| EXERCISE INSTRUCTIONS |
Each line below is to be written out in full, exactly as shown.

| PROVIDED ENTRIES |
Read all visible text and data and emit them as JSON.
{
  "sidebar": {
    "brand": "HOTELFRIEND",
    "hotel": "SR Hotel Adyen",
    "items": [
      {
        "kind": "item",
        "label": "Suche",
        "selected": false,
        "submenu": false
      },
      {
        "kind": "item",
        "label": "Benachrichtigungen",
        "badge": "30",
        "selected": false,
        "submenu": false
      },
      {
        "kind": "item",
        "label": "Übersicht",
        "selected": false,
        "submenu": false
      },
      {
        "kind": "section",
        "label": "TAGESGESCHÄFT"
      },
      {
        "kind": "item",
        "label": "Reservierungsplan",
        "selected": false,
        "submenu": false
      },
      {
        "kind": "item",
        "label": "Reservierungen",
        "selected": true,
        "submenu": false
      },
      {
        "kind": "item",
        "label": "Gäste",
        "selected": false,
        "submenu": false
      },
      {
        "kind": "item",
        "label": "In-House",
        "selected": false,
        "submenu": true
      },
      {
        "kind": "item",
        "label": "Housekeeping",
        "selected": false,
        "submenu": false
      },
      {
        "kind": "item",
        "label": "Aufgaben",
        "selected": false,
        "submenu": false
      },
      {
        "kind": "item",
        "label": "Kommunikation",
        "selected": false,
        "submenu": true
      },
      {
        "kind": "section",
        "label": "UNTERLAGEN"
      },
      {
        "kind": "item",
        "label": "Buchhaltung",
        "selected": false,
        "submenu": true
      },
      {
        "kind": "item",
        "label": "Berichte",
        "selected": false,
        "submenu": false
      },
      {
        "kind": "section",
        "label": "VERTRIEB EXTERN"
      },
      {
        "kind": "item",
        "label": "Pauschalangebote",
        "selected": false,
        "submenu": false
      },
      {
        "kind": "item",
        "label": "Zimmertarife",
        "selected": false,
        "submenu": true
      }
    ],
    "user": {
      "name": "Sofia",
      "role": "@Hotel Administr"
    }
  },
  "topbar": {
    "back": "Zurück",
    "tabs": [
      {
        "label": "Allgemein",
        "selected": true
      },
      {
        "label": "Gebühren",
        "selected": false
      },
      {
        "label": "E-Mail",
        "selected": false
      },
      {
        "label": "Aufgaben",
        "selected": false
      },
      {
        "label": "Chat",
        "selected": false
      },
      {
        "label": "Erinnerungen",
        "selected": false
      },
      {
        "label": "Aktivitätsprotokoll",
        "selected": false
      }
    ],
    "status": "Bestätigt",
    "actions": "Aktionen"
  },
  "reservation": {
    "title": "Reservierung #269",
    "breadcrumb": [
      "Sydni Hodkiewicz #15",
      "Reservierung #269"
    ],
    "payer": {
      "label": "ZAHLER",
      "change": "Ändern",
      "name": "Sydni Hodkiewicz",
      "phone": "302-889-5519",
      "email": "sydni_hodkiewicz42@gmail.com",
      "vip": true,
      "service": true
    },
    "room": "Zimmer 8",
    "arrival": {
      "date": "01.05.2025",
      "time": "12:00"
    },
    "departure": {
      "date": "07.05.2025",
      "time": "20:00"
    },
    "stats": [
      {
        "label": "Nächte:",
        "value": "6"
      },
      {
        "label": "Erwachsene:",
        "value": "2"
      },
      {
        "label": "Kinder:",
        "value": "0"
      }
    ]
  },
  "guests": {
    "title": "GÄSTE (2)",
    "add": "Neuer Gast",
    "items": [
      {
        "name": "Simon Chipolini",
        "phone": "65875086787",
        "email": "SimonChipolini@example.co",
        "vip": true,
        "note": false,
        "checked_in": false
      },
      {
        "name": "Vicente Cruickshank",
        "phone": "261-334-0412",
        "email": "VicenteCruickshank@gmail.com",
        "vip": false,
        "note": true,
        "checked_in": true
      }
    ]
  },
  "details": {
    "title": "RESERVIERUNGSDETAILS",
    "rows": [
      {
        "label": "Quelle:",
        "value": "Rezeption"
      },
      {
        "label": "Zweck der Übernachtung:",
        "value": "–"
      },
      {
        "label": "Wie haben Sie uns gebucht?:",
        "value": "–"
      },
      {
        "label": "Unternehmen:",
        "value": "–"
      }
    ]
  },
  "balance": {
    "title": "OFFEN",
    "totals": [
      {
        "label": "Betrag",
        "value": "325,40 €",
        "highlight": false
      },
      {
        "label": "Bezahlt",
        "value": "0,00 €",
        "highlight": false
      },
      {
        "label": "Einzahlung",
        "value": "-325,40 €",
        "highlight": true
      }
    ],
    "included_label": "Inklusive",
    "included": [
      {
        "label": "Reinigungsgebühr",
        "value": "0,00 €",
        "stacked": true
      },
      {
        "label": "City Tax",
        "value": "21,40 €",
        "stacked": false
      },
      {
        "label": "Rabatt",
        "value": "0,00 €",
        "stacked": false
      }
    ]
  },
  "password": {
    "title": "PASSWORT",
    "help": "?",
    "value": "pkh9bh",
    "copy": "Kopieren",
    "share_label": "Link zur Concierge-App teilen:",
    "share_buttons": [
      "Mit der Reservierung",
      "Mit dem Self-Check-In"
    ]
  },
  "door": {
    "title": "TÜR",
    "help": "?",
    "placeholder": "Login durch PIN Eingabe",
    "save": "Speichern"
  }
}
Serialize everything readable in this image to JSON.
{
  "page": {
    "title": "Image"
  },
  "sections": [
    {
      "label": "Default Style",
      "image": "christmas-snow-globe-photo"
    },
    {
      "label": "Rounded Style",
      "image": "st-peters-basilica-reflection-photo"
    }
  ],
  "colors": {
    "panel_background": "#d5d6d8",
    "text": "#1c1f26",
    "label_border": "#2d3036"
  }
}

| SOLUTION TO THIS EXERCISE |
Read all visible text and data and emit them as JSON.
{
  "sidebar": {
    "brand": "HOTELFRIEND",
    "hotel": "SR Hotel Adyen",
    "items": [
      {
        "kind": "item",
        "label": "Suche",
        "selected": false,
        "submenu": false
      },
      {
        "kind": "item",
        "label": "Benachrichtigungen",
        "badge": "30",
        "selected": false,
        "submenu": false
      },
      {
        "kind": "item",
        "label": "Übersicht",
        "selected": false,
        "submenu": false
      },
      {
        "kind": "section",
        "label": "TAGESGESCHÄFT"
      },
      {
        "kind": "item",
        "label": "Reservierungsplan",
        "selected": false,
        "submenu": false
      },
      {
        "kind": "item",
        "label": "Reservierungen",
        "selected": true,
        "submenu": false
      },
      {
        "kind": "item",
        "label": "Gäste",
        "selected": false,
        "submenu": false
      },
      {
        "kind": "item",
        "label": "In-House",
        "selected": false,
        "submenu": true
      },
      {
        "kind": "item",
        "label": "Housekeeping",
        "selected": false,
        "submenu": false
      },
      {
        "kind": "item",
        "label": "Aufgaben",
        "selected": false,
        "submenu": false
      },
      {
        "kind": "item",
        "label": "Kommunikation",
        "selected": false,
        "submenu": true
      },
      {
        "kind": "section",
        "label": "UNTERLAGEN"
      },
      {
        "kind": "item",
        "label": "Buchhaltung",
        "selected": false,
        "submenu": true
      },
      {
        "kind": "item",
        "label": "Berichte",
        "selected": false,
        "submenu": false
      },
      {
        "kind": "section",
        "label": "VERTRIEB EXTERN"
      },
      {
        "kind": "item",
        "label": "Pauschalangebote",
        "selected": false,
        "submenu": false
      },
      {
        "kind": "item",
        "label": "Zimmertarife",
        "selected": false,
        "submenu": true
      }
    ],
    "user": {
      "name": "Sofia",
      "role": "@Hotel Administr"
    }
  },
  "topbar": {
    "back": "Zurück",
    "tabs": [
      {
        "label": "Allgemein",
        "selected": true
      },
      {
        "label": "Gebühren",
        "selected": false
      },
      {
        "label": "E-Mail",
        "selected": false
      },
      {
        "label": "Aufgaben",
        "selected": false
      },
      {
        "label": "Chat",
        "selected": false
      },
      {
        "label": "Erinnerungen",
        "selected": false
      },
      {
        "label": "Aktivitätsprotokoll",
        "selected": false
      }
    ],
    "status": "Bestätigt",
    "actions": "Aktionen"
  },
  "reservation": {
    "title": "Reservierung #269",
    "breadcrumb": [
      "Sydni Hodkiewicz #15",
      "Reservierung #269"
    ],
    "payer": {
      "label": "ZAHLER",
      "change": "Ändern",
      "name": "Sydni Hodkiewicz",
      "phone": "302-889-5519",
      "email": "sydni_hodkiewicz42@gmail.com",
      "vip": true,
      "service": true
    },
    "room": "Zimmer 8",
    "arrival": {
      "date": "01.05.2025",
      "time": "12:00"
    },
    "departure": {
      "date": "07.05.2025",
      "time": "20:00"
    },
    "stats": [
      {
        "label": "Nächte:",
        "value": "6"
      },
      {
        "label": "Erwachsene:",
        "value": "2"
      },
      {
        "label": "Kinder:",
        "value": "0"
      }
    ]
  },
  "guests": {
    "title": "GÄSTE (2)",
    "add": "Neuer Gast",
    "items": [
      {
        "name": "Simon Chipolini",
        "phone": "65875086787",
        "email": "SimonChipolini@example.co",
        "vip": true,
        "note": false,
        "checked_in": false
      },
      {
        "name": "Vicente Cruickshank",
        "phone": "261-334-0412",
        "email": "VicenteCruickshank@gmail.com",
        "vip": false,
        "note": true,
        "checked_in": true
      }
    ]
  },
  "details": {
    "title": "RESERVIERUNGSDETAILS",
    "rows": [
      {
        "label": "Quelle:",
        "value": "Rezeption"
      },
      {
        "label": "Zweck der Übernachtung:",
        "value": "–"
      },
      {
        "label": "Wie haben Sie uns gebucht?:",
        "value": "–"
      },
      {
        "label": "Unternehmen:",
        "value": "–"
      }
    ]
  },
  "balance": {
    "title": "OFFEN",
    "totals": [
      {
        "label": "Betrag",
        "value": "325,40 €",
        "highlight": false
      },
      {
        "label": "Bezahlt",
        "value": "0,00 €",
        "highlight": false
      },
      {
        "label": "Einzahlung",
        "value": "-325,40 €",
        "highlight": true
      }
    ],
    "included_label": "Inklusive",
    "included": [
      {
        "label": "Reinigungsgebühr",
        "value": "0,00 €",
        "stacked": true
      },
      {
        "label": "City Tax",
        "value": "21,40 €",
        "stacked": false
      },
      {
        "label": "Rabatt",
        "value": "0,00 €",
        "stacked": false
      }
    ]
  },
  "password": {
    "title": "PASSWORT",
    "help": "?",
    "value": "pkh9bh",
    "copy": "Kopieren",
    "share_label": "Link zur Concierge-App teilen:",
    "share_buttons": [
      "Mit der Reservierung",
      "Mit dem Self-Check-In"
    ]
  },
  "door": {
    "title": "TÜR",
    "help": "?",
    "placeholder": "Login durch PIN Eingabe",
    "save": "Speichern"
  }
}
Serialize everything readable in this image to JSON.
{
  "page": {
    "title": "Image"
  },
  "sections": [
    {
      "label": "Default Style",
      "image": "christmas-snow-globe-photo"
    },
    {
      "label": "Rounded Style",
      "image": "st-peters-basilica-reflection-photo"
    }
  ],
  "colors": {
    "panel_background": "#d5d6d8",
    "text": "#1c1f26",
    "label_border": "#2d3036"
  }
}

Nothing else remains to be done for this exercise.